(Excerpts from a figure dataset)
####

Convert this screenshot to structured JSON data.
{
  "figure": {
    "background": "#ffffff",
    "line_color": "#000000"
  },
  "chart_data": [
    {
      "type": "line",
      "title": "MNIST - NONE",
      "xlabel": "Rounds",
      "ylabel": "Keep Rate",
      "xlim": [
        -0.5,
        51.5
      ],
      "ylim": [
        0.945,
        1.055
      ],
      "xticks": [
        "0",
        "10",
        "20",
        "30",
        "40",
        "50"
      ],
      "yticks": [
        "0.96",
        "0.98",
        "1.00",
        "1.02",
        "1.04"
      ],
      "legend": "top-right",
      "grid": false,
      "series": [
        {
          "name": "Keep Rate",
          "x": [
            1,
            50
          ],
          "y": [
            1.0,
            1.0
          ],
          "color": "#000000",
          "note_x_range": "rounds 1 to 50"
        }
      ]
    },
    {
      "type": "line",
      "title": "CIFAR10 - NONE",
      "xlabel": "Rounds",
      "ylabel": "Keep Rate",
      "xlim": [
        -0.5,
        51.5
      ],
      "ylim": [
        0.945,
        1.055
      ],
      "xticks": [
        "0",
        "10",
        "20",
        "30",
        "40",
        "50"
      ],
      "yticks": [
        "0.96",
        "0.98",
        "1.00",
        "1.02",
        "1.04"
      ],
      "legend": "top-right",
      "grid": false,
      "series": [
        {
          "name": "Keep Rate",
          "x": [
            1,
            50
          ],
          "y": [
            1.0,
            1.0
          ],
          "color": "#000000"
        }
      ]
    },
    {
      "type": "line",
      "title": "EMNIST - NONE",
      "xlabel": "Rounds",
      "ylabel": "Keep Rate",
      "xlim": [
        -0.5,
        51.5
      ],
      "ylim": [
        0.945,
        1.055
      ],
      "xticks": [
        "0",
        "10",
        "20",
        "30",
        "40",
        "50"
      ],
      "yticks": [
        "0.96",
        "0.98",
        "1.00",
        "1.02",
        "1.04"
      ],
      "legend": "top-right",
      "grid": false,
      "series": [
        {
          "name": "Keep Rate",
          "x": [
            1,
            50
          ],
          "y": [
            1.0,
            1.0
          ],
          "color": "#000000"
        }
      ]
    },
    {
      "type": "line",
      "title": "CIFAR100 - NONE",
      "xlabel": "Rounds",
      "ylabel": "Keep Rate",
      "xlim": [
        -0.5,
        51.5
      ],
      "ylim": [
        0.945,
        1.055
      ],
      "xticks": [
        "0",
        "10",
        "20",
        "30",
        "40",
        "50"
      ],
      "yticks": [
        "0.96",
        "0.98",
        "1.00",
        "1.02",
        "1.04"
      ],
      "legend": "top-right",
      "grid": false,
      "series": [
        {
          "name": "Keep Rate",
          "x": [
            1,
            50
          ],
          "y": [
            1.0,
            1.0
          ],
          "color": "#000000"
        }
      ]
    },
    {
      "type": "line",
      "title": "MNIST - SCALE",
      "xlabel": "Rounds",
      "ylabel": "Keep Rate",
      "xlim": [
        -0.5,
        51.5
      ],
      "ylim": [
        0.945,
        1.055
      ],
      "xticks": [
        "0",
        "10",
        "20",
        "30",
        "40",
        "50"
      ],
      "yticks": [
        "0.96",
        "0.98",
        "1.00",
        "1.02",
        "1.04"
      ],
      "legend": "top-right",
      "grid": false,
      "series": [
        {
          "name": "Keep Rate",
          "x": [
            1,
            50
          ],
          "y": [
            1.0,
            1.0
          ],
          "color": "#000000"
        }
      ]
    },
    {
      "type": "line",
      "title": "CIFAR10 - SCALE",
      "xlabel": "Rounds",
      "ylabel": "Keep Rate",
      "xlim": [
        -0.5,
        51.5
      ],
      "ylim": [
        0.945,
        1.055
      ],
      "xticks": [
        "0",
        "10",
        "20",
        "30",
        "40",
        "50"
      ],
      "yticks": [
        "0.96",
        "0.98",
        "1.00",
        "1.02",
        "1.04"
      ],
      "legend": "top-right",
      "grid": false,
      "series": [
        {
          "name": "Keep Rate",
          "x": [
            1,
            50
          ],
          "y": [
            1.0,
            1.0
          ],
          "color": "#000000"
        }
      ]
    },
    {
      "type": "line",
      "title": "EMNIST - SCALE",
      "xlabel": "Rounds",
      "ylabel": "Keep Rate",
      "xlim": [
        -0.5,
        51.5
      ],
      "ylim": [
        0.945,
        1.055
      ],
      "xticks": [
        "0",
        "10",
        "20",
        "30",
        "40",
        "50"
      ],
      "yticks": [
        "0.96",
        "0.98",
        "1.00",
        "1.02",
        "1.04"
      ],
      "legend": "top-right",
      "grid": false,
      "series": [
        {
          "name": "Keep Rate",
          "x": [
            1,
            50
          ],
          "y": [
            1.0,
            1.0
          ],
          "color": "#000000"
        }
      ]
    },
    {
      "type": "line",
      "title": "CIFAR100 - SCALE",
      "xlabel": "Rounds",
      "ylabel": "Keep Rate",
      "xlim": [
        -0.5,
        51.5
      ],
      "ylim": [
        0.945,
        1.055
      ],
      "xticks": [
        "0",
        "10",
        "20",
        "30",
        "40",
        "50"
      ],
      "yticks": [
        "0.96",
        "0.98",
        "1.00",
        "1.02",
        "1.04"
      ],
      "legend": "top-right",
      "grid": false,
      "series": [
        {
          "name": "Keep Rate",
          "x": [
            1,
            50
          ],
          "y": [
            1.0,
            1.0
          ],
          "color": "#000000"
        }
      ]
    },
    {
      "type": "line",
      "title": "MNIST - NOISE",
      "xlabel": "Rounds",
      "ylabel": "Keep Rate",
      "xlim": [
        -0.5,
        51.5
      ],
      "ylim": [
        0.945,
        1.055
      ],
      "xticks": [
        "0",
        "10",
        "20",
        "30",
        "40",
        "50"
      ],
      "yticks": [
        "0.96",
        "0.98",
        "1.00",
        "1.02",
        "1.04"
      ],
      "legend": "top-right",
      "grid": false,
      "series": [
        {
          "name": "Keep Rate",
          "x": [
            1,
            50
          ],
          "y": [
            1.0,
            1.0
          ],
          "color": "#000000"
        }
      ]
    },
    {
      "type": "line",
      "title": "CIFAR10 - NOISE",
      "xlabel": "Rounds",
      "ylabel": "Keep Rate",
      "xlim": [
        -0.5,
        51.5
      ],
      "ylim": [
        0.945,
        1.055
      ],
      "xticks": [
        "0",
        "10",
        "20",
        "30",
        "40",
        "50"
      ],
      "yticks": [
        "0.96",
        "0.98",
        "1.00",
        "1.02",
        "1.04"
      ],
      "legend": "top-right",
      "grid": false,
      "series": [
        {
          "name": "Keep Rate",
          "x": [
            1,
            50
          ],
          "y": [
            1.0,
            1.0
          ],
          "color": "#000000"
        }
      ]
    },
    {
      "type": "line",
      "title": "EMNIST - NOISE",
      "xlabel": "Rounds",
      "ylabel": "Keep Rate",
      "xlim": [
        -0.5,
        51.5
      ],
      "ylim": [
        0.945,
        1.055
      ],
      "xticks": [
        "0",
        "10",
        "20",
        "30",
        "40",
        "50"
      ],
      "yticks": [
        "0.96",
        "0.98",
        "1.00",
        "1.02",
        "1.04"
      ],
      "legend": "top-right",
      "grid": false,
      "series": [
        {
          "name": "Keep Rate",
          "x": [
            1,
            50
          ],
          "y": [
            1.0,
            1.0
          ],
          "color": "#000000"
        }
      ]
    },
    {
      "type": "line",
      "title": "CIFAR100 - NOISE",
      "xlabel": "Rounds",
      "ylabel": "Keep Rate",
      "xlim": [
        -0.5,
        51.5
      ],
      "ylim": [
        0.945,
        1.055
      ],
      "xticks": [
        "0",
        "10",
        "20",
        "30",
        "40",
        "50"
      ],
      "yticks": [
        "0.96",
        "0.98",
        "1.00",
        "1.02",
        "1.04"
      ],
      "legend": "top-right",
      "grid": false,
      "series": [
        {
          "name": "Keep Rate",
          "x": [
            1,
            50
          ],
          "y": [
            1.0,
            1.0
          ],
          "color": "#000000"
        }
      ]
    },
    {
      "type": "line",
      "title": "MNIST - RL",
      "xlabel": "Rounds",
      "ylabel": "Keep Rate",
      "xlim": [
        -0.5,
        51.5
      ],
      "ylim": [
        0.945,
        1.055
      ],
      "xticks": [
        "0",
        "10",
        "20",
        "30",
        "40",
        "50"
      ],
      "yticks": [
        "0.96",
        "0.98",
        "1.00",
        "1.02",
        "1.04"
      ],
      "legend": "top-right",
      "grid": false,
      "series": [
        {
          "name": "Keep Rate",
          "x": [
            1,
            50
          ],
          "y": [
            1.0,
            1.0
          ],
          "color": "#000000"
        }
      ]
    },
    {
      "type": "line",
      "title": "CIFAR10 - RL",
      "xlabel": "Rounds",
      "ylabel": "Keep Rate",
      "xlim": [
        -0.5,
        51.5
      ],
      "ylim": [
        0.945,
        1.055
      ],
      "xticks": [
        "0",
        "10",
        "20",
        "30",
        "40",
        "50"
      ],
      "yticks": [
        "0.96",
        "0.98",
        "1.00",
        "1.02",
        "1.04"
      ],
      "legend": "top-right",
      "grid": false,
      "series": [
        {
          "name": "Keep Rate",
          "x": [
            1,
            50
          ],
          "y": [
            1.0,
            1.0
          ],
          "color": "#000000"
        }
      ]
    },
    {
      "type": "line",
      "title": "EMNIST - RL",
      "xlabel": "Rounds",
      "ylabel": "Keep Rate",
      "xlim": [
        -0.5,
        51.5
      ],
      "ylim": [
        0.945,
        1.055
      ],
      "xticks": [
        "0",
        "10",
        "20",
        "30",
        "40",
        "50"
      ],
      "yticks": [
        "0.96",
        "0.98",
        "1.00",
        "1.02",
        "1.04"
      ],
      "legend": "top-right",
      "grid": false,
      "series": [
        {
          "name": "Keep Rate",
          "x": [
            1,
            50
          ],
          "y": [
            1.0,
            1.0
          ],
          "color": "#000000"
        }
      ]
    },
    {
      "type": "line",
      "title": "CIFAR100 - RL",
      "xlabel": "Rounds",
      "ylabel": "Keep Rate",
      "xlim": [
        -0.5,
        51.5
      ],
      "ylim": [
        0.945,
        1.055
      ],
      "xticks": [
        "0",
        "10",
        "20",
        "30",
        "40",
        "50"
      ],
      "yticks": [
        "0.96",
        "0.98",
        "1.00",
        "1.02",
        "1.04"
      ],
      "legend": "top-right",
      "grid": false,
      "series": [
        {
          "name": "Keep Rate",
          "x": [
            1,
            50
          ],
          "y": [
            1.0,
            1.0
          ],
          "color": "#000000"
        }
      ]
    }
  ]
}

####

*REQUIRED TASK*: Go through the material and select each line with the string "SCALE" in it.

*RESPONSE TO THE TASK*:
      "title": "MNIST - SCALE",
      "title": "CIFAR10 - SCALE",
      "title": "EMNIST - SCALE",
      "title": "CIFAR100 - SCALE",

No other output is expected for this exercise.